Scan the lines below for the word "厘米的圆". Copy each line you find it in.

--- START ---

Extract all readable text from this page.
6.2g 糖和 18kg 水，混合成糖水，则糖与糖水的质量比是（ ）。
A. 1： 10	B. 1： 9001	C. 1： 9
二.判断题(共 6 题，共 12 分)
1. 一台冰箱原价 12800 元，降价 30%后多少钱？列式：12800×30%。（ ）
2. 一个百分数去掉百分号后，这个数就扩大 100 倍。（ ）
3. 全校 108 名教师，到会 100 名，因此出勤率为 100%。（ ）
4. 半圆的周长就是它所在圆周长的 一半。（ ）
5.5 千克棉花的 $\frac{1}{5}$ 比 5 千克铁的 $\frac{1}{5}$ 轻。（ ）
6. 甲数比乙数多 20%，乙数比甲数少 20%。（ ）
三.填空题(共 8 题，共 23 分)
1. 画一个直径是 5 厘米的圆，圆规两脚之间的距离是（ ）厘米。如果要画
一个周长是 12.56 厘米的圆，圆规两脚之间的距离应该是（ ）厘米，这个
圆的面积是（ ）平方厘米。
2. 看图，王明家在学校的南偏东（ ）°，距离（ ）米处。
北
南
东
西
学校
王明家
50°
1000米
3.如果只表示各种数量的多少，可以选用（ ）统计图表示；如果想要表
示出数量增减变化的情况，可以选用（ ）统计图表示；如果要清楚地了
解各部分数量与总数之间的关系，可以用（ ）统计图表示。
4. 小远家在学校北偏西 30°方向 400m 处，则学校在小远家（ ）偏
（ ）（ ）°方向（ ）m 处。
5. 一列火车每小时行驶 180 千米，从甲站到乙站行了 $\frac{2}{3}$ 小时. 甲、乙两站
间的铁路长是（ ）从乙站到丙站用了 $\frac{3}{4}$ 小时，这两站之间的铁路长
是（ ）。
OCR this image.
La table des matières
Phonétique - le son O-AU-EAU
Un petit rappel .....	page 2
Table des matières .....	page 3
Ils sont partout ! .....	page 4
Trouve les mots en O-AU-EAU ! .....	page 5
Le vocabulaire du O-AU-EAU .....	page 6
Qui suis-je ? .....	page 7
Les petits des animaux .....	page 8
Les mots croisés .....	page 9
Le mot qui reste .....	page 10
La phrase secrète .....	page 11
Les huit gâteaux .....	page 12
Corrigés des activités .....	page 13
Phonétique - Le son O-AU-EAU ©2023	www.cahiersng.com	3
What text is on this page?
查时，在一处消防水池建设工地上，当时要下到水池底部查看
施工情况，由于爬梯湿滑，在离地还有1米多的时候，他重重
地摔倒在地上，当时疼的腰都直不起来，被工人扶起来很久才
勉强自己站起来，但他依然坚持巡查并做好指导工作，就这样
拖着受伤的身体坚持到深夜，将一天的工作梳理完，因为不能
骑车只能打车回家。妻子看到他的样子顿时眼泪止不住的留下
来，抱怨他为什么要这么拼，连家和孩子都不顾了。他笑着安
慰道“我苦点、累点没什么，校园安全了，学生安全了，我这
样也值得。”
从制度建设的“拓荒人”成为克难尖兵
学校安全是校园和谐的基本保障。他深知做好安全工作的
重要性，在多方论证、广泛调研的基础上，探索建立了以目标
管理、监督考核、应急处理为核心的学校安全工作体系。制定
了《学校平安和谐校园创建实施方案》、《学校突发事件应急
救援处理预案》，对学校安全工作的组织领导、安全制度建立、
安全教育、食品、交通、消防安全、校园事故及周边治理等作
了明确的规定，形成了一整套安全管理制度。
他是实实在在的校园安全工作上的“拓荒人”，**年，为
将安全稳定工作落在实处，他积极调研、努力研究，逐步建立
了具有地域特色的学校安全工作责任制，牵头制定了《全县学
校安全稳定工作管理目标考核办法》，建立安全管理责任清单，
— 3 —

--- END ---

**Response below**
1. 画一个直径是 5 厘米的圆，圆规两脚之间的距离是（ ）厘米。如果要画
一个周长是 12.56 厘米的圆，圆规两脚之间的距离应该是（ ）厘米，这个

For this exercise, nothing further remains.